:: Data listing ::
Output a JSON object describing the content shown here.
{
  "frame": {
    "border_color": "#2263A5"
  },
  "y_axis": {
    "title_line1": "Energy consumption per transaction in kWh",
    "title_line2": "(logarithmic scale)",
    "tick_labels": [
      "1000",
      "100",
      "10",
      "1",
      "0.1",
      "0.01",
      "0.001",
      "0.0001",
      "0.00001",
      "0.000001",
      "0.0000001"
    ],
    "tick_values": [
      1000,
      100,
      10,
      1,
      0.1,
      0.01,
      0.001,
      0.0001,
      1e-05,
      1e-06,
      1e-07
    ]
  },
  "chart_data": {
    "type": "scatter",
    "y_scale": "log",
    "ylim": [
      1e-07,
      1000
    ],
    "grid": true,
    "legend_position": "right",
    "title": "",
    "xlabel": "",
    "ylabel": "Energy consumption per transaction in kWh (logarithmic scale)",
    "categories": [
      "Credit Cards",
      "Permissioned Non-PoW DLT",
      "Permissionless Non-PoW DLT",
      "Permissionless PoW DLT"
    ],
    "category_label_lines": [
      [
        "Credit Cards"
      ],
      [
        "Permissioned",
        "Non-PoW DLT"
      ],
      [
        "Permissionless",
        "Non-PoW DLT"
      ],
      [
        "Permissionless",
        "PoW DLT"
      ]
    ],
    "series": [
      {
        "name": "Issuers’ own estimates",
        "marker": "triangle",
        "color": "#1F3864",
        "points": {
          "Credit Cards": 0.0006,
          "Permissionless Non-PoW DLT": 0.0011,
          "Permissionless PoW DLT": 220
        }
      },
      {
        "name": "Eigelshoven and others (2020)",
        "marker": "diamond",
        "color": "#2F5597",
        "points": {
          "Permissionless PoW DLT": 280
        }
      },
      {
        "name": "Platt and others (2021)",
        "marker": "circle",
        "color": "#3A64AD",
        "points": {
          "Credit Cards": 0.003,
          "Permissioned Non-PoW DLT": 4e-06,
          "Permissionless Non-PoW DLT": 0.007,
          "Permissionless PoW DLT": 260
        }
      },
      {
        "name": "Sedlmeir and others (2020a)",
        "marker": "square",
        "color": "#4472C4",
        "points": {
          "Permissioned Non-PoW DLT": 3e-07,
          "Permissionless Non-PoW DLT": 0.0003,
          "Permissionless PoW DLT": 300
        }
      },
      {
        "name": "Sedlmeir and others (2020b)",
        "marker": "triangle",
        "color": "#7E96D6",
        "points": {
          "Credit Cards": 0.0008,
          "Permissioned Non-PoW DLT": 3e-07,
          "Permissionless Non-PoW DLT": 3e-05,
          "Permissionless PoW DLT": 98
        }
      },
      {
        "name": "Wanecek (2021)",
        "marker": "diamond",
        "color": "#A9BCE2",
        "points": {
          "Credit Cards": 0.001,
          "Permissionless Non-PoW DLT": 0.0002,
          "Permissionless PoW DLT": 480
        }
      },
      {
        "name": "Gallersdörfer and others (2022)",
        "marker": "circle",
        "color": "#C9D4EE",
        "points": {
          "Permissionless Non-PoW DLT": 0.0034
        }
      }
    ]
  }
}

:: Exercise goal ::
Of the lines in the material above, state how many contain the string "Credit"; give no other text.

:: Solved problem ::
6